>>

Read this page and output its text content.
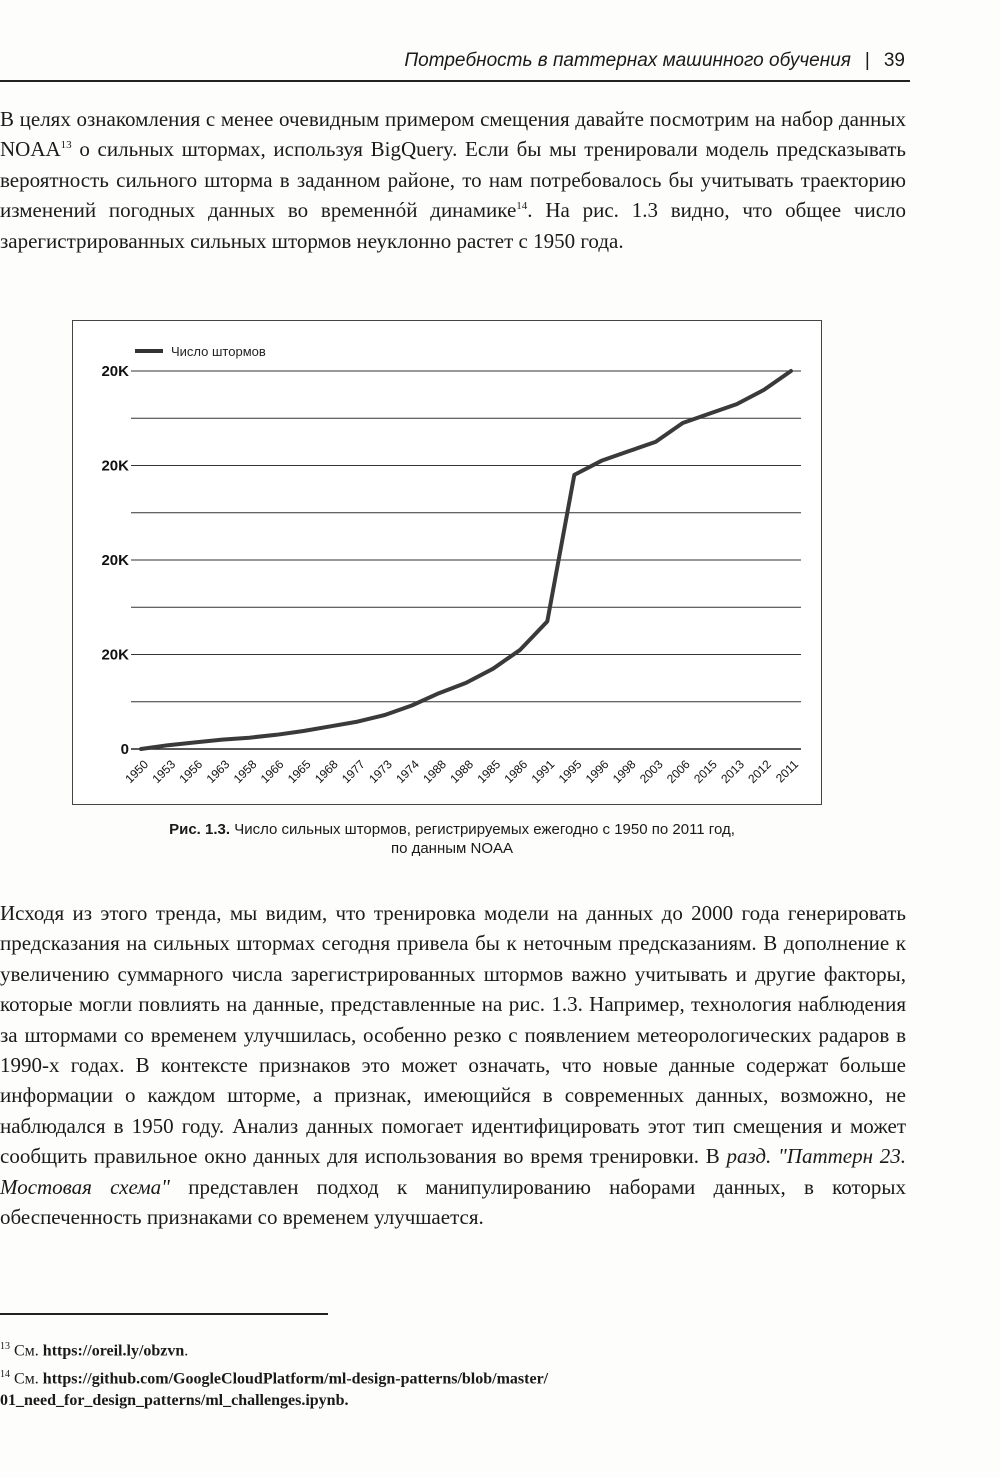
Потребность в паттернах машинного обучения | 39

В целях ознакомления с менее очевидным примером смещения давайте посмотрим на набор данных NOAA$^{13}$ о сильных штормах, используя BigQuery. Если бы мы тренировали модель предсказывать вероятность сильного шторма в заданном районе, то нам потребовалось бы учитывать траекторию изменений погодных данных во временнóй динамике$^{14}$. На рис. 1.3 видно, что общее число зарегистрированных сильных штормов неуклонно растет с 1950 года.

0
20K
20K
20K
20K
Число штормов
1950
1953
1956
1963
1958
1966
1965
1968
1977
1973
1974
1988
1988
1985
1986
1991
1995
1996
1998
2003
2006
2015
2013
2012
2011
Рис. 1.3. Число сильных штормов, регистрируемых ежегодно с 1950 по 2011 год,
по данным NOAA

Исходя из этого тренда, мы видим, что тренировка модели на данных до 2000 года генерировать предсказания на сильных штормах сегодня привела бы к неточным предсказаниям. В дополнение к увеличению суммарного числа зарегистрированных штормов важно учитывать и другие факторы, которые могли повлиять на данные, представленные на рис. 1.3. Например, технология наблюдения за штормами со временем улучшилась, особенно резко с появлением метеорологических радаров в 1990-х годах. В контексте признаков это может означать, что новые данные содержат больше информации о каждом шторме, а признак, имеющийся в современных данных, возможно, не наблюдался в 1950 году. Анализ данных помогает идентифицировать этот тип смещения и может сообщить правильное окно данных для использования во время тренировки. В разд. "Паттерн 23. Мостовая схема" представлен подход к манипулированию наборами данных, в которых обеспеченность признаками со временем улучшается.

$^{13}$ См. https://oreil.ly/obzvn.
$^{14}$ См. https://github.com/GoogleCloudPlatform/ml-design-patterns/blob/master/
01_need_for_design_patterns/ml_challenges.ipynb.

<<

> [What you will do] Find every line in the entries that includes the word "https", then state how many there are and nothing else.

> [Solution to the problem] 2